Search the records for the word "充分利用校内外实训基地" and report each line that has it.

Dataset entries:
**********

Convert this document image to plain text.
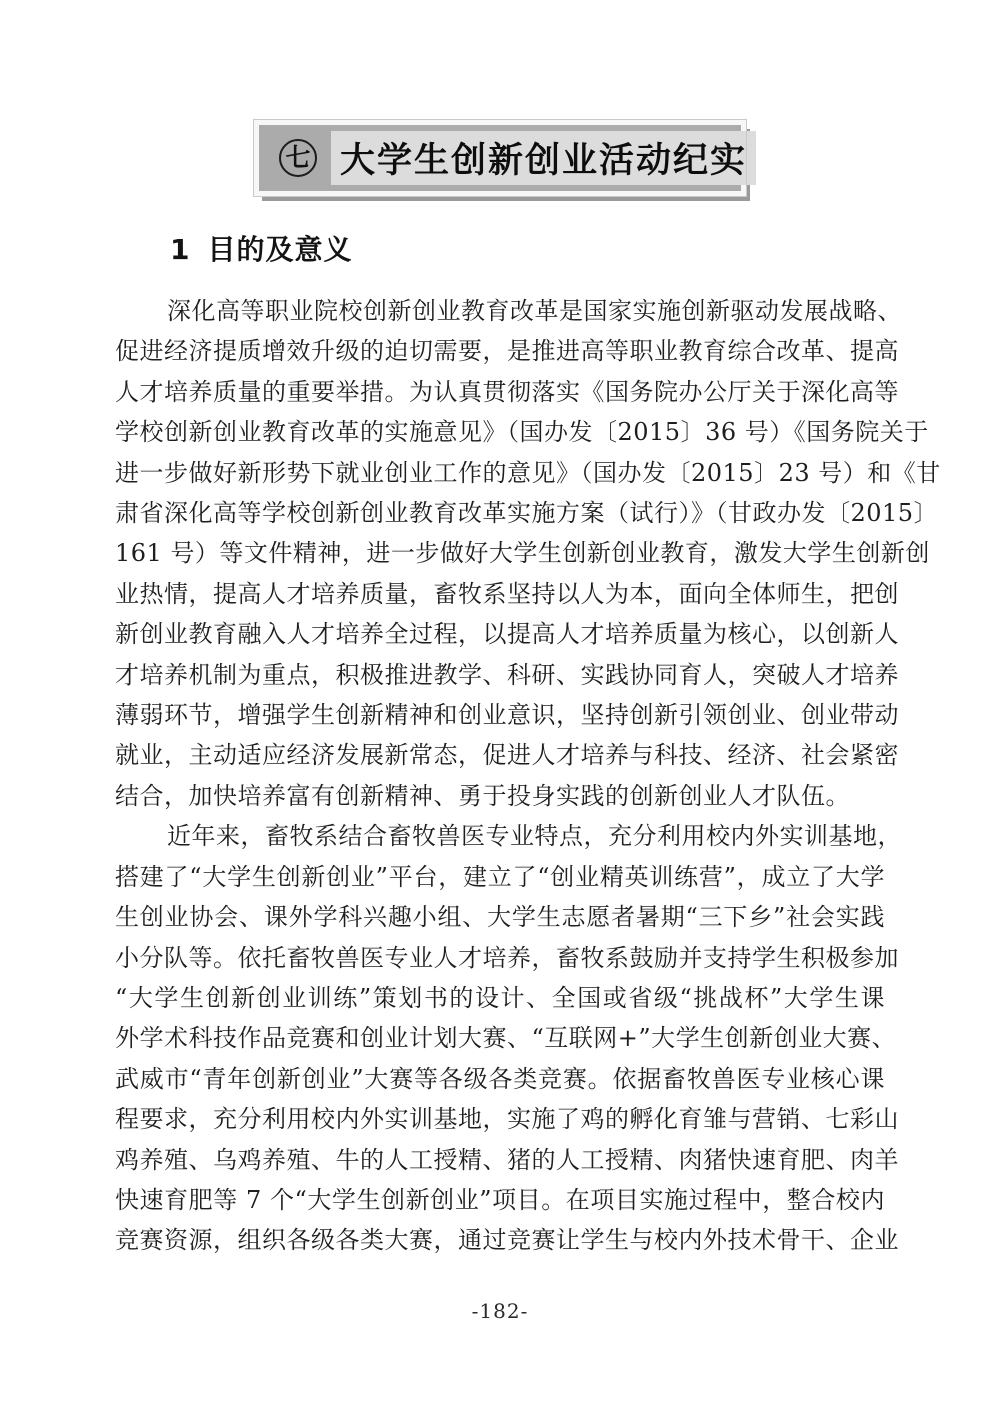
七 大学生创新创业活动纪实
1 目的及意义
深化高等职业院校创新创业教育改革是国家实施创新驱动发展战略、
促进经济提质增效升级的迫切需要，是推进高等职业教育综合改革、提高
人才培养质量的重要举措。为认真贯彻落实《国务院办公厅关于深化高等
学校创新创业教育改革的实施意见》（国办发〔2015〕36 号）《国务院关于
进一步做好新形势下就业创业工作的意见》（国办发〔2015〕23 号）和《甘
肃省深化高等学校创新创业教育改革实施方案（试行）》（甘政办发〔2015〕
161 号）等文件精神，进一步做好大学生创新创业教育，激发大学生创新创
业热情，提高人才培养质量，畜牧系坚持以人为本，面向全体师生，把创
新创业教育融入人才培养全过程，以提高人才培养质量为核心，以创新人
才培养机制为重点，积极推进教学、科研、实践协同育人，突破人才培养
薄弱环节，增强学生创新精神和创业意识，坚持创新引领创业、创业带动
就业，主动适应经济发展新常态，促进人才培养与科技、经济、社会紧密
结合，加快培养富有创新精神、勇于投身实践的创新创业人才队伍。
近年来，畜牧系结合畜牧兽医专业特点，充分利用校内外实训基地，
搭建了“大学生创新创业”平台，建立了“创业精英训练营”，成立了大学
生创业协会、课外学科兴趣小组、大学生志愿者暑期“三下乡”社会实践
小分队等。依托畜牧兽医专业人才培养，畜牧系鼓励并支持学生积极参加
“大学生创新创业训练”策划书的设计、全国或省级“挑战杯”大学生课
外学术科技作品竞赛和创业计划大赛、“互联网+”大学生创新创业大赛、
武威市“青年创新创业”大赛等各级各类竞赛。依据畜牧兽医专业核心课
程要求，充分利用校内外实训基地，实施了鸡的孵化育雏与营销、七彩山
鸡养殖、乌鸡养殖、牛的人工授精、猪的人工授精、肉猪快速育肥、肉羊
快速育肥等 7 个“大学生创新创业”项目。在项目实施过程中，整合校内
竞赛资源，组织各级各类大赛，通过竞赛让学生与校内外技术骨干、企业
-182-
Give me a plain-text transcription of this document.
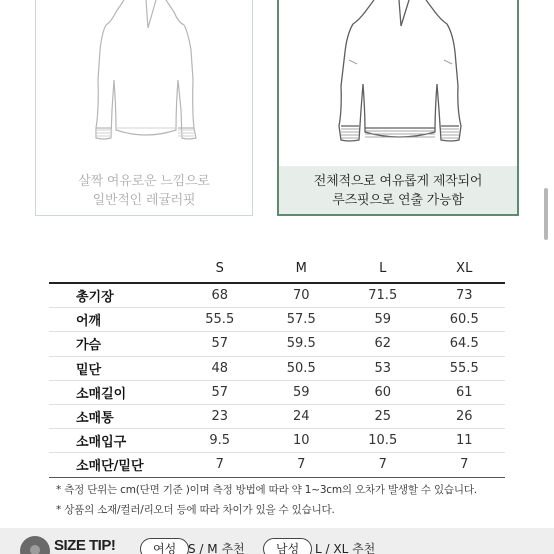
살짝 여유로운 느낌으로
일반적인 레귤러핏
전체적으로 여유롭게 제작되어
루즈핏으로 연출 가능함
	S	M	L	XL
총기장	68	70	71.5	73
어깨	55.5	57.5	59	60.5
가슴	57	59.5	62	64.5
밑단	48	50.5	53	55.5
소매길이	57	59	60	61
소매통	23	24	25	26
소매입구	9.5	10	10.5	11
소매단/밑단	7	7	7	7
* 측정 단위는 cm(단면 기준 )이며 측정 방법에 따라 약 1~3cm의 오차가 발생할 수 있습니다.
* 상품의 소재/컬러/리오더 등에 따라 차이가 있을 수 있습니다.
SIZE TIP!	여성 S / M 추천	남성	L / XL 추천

**********

**RESPONSE:**
近年来，畜牧系结合畜牧兽医专业特点，充分利用校内外实训基地，
程要求，充分利用校内外实训基地，实施了鸡的孵化育雏与营销、七彩山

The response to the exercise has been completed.